## CHALLENGE
Your task is to print all of the data word for word.

## DATA SUPPLIED
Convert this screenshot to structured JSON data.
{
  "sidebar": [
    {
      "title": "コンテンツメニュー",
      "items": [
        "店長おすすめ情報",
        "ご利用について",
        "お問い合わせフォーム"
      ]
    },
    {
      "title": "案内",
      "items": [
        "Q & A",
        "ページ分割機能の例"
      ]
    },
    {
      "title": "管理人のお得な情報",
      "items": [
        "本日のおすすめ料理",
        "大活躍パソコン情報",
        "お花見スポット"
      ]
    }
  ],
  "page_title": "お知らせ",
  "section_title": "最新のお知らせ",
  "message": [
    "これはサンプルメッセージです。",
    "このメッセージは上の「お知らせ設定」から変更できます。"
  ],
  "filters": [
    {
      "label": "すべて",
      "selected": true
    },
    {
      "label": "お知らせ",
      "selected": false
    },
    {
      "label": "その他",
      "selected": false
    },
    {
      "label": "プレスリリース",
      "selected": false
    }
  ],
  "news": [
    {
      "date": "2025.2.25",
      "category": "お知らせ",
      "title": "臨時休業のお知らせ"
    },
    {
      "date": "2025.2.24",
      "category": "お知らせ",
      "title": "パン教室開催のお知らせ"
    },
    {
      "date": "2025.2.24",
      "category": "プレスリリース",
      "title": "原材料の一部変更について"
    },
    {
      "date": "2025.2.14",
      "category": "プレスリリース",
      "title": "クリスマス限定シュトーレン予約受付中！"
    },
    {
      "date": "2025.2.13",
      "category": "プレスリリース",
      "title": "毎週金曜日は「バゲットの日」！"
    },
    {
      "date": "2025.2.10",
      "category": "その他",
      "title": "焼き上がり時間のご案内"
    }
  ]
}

## CORRECT ANSWER
Convert this screenshot to structured JSON data.
{
  "sidebar": [
    {
      "title": "コンテンツメニュー",
      "items": [
        "店長おすすめ情報",
        "ご利用について",
        "お問い合わせフォーム"
      ]
    },
    {
      "title": "案内",
      "items": [
        "Q & A",
        "ページ分割機能の例"
      ]
    },
    {
      "title": "管理人のお得な情報",
      "items": [
        "本日のおすすめ料理",
        "大活躍パソコン情報",
        "お花見スポット"
      ]
    }
  ],
  "page_title": "お知らせ",
  "section_title": "最新のお知らせ",
  "message": [
    "これはサンプルメッセージです。",
    "このメッセージは上の「お知らせ設定」から変更できます。"
  ],
  "filters": [
    {
      "label": "すべて",
      "selected": true
    },
    {
      "label": "お知らせ",
      "selected": false
    },
    {
      "label": "その他",
      "selected": false
    },
    {
      "label": "プレスリリース",
      "selected": false
    }
  ],
  "news": [
    {
      "date": "2025.2.25",
      "category": "お知らせ",
      "title": "臨時休業のお知らせ"
    },
    {
      "date": "2025.2.24",
      "category": "お知らせ",
      "title": "パン教室開催のお知らせ"
    },
    {
      "date": "2025.2.24",
      "category": "プレスリリース",
      "title": "原材料の一部変更について"
    },
    {
      "date": "2025.2.14",
      "category": "プレスリリース",
      "title": "クリスマス限定シュトーレン予約受付中！"
    },
    {
      "date": "2025.2.13",
      "category": "プレスリリース",
      "title": "毎週金曜日は「バゲットの日」！"
    },
    {
      "date": "2025.2.10",
      "category": "その他",
      "title": "焼き上がり時間のご案内"
    }
  ]
}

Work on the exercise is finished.